__DATASET ROWS__
<<<<
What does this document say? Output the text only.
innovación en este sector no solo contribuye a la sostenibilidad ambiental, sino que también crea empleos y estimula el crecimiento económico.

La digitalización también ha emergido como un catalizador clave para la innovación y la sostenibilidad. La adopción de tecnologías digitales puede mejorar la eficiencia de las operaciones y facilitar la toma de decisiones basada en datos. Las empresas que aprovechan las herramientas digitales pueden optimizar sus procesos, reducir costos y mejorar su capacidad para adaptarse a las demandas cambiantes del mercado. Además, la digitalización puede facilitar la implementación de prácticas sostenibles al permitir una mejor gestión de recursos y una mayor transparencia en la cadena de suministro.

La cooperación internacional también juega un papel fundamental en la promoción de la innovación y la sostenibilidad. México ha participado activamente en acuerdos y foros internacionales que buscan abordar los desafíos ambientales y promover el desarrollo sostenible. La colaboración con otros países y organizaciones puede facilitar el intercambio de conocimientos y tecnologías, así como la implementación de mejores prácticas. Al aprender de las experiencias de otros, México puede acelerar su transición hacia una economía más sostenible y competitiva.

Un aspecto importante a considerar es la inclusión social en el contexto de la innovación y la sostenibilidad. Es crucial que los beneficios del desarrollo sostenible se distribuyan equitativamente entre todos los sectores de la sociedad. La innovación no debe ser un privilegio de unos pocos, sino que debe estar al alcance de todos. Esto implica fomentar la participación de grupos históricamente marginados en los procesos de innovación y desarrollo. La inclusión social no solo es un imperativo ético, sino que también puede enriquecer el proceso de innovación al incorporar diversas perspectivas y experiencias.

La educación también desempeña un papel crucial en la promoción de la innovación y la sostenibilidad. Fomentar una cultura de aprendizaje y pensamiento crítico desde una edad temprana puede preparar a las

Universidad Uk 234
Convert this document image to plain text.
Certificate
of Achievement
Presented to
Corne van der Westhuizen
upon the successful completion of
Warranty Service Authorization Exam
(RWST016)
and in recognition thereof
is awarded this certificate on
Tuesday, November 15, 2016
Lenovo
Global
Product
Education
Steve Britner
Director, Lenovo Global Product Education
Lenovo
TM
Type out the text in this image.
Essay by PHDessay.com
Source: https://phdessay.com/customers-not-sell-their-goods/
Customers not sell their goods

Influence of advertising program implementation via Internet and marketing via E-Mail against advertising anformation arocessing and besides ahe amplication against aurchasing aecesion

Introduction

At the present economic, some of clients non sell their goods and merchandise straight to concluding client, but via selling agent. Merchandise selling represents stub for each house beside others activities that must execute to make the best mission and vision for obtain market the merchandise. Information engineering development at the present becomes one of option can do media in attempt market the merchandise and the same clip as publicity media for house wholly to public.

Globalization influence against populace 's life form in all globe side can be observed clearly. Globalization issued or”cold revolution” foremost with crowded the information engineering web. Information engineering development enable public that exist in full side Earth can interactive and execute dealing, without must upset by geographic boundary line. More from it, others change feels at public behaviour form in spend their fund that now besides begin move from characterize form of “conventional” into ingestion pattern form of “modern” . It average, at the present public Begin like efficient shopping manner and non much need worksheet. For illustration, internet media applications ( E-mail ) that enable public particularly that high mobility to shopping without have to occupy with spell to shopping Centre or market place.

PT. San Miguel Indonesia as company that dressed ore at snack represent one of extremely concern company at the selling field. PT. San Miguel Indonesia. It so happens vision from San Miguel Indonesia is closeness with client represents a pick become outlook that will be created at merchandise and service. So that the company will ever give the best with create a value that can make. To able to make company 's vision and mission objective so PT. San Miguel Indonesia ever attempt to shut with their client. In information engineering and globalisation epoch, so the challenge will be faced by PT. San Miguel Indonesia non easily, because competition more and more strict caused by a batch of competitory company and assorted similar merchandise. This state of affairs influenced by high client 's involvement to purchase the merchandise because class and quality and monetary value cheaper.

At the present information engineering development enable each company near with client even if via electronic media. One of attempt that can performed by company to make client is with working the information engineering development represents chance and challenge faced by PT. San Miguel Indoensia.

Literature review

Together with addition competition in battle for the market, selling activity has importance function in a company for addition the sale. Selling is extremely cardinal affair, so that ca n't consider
>>>>
__EXERCISE TASK__
Your task is to quote all of the data word for word.

__RESPONSE__
What does this document say? Output the text only.
innovación en este sector no solo contribuye a la sostenibilidad ambiental, sino que también crea empleos y estimula el crecimiento económico.

La digitalización también ha emergido como un catalizador clave para la innovación y la sostenibilidad. La adopción de tecnologías digitales puede mejorar la eficiencia de las operaciones y facilitar la toma de decisiones basada en datos. Las empresas que aprovechan las herramientas digitales pueden optimizar sus procesos, reducir costos y mejorar su capacidad para adaptarse a las demandas cambiantes del mercado. Además, la digitalización puede facilitar la implementación de prácticas sostenibles al permitir una mejor gestión de recursos y una mayor transparencia en la cadena de suministro.

La cooperación internacional también juega un papel fundamental en la promoción de la innovación y la sostenibilidad. México ha participado activamente en acuerdos y foros internacionales que buscan abordar los desafíos ambientales y promover el desarrollo sostenible. La colaboración con otros países y organizaciones puede facilitar el intercambio de conocimientos y tecnologías, así como la implementación de mejores prácticas. Al aprender de las experiencias de otros, México puede acelerar su transición hacia una economía más sostenible y competitiva.

Un aspecto importante a considerar es la inclusión social en el contexto de la innovación y la sostenibilidad. Es crucial que los beneficios del desarrollo sostenible se distribuyan equitativamente entre todos los sectores de la sociedad. La innovación no debe ser un privilegio de unos pocos, sino que debe estar al alcance de todos. Esto implica fomentar la participación de grupos históricamente marginados en los procesos de innovación y desarrollo. La inclusión social no solo es un imperativo ético, sino que también puede enriquecer el proceso de innovación al incorporar diversas perspectivas y experiencias.

La educación también desempeña un papel crucial en la promoción de la innovación y la sostenibilidad. Fomentar una cultura de aprendizaje y pensamiento crítico desde una edad temprana puede preparar a las

Universidad Uk 234
Convert this document image to plain text.
Certificate
of Achievement
Presented to
Corne van der Westhuizen
upon the successful completion of
Warranty Service Authorization Exam
(RWST016)
and in recognition thereof
is awarded this certificate on
Tuesday, November 15, 2016
Lenovo
Global
Product
Education
Steve Britner
Director, Lenovo Global Product Education
Lenovo
TM
Type out the text in this image.
Essay by PHDessay.com
Source: https://phdessay.com/customers-not-sell-their-goods/
Customers not sell their goods

Influence of advertising program implementation via Internet and marketing via E-Mail against advertising anformation arocessing and besides ahe amplication against aurchasing aecesion

Introduction

At the present economic, some of clients non sell their goods and merchandise straight to concluding client, but via selling agent. Merchandise selling represents stub for each house beside others activities that must execute to make the best mission and vision for obtain market the merchandise. Information engineering development at the present becomes one of option can do media in attempt market the merchandise and the same clip as publicity media for house wholly to public.

Globalization influence against populace 's life form in all globe side can be observed clearly. Globalization issued or”cold revolution” foremost with crowded the information engineering web. Information engineering development enable public that exist in full side Earth can interactive and execute dealing, without must upset by geographic boundary line. More from it, others change feels at public behaviour form in spend their fund that now besides begin move from characterize form of “conventional” into ingestion pattern form of “modern” . It average, at the present public Begin like efficient shopping manner and non much need worksheet. For illustration, internet media applications ( E-mail ) that enable public particularly that high mobility to shopping without have to occupy with spell to shopping Centre or market place.

PT. San Miguel Indonesia as company that dressed ore at snack represent one of extremely concern company at the selling field. PT. San Miguel Indonesia. It so happens vision from San Miguel Indonesia is closeness with client represents a pick become outlook that will be created at merchandise and service. So that the company will ever give the best with create a value that can make. To able to make company 's vision and mission objective so PT. San Miguel Indonesia ever attempt to shut with their client. In information engineering and globalisation epoch, so the challenge will be faced by PT. San Miguel Indonesia non easily, because competition more and more strict caused by a batch of competitory company and assorted similar merchandise. This state of affairs influenced by high client 's involvement to purchase the merchandise because class and quality and monetary value cheaper.

At the present information engineering development enable each company near with client even if via electronic media. One of attempt that can performed by company to make client is with working the information engineering development represents chance and challenge faced by PT. San Miguel Indoensia.

Literature review

Together with addition competition in battle for the market, selling activity has importance function in a company for addition the sale. Selling is extremely cardinal affair, so that ca n't consider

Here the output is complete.